-- START OF Dataset extract --

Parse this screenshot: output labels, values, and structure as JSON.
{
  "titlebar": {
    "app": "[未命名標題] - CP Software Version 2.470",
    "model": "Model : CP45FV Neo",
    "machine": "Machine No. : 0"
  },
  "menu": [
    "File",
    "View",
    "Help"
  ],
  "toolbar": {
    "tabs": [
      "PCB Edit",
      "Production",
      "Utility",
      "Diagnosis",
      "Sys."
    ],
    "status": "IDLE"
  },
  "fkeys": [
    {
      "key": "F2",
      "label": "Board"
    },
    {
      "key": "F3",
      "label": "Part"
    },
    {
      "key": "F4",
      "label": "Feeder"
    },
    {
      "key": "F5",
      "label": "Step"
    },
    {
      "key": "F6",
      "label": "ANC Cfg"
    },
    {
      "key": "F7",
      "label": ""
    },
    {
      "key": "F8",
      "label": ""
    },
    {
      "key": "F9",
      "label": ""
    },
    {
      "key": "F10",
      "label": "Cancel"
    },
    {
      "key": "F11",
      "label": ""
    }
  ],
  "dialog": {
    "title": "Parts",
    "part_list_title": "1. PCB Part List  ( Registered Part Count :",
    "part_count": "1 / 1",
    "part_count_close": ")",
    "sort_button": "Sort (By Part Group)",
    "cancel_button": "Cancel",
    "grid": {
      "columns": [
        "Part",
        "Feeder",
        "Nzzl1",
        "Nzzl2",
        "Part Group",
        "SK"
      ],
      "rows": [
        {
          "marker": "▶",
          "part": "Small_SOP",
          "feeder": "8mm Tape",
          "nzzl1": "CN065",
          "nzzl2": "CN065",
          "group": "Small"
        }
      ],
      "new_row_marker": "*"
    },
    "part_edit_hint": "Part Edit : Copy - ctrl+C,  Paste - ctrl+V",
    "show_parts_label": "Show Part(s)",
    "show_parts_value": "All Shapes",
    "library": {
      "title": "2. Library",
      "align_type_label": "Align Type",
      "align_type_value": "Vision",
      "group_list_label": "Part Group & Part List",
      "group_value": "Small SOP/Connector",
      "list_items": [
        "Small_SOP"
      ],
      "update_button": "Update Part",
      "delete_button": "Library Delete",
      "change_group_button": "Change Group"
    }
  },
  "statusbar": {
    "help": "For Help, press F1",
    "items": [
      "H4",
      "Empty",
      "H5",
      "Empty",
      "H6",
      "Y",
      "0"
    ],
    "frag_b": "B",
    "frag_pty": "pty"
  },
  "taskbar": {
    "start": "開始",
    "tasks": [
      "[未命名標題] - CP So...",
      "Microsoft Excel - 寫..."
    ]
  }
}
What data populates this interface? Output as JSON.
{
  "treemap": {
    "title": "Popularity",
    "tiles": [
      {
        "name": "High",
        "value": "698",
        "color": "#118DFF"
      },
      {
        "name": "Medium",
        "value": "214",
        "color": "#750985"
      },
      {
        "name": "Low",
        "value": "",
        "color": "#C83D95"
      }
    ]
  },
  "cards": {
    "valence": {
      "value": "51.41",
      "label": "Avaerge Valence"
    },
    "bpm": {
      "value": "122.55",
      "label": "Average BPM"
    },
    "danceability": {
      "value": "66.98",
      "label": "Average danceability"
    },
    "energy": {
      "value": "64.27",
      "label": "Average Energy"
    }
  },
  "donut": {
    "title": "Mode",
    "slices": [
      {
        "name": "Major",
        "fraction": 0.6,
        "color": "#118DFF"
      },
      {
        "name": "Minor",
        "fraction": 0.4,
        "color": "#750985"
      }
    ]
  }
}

-- END OF Dataset extract --

Task statement: Search the entries for the word "Edit" and pick out every line that holds it.

Result of the exercise:
      "PCB Edit",
    "part_edit_hint": "Part Edit : Copy - ctrl+C,  Paste - ctrl+V",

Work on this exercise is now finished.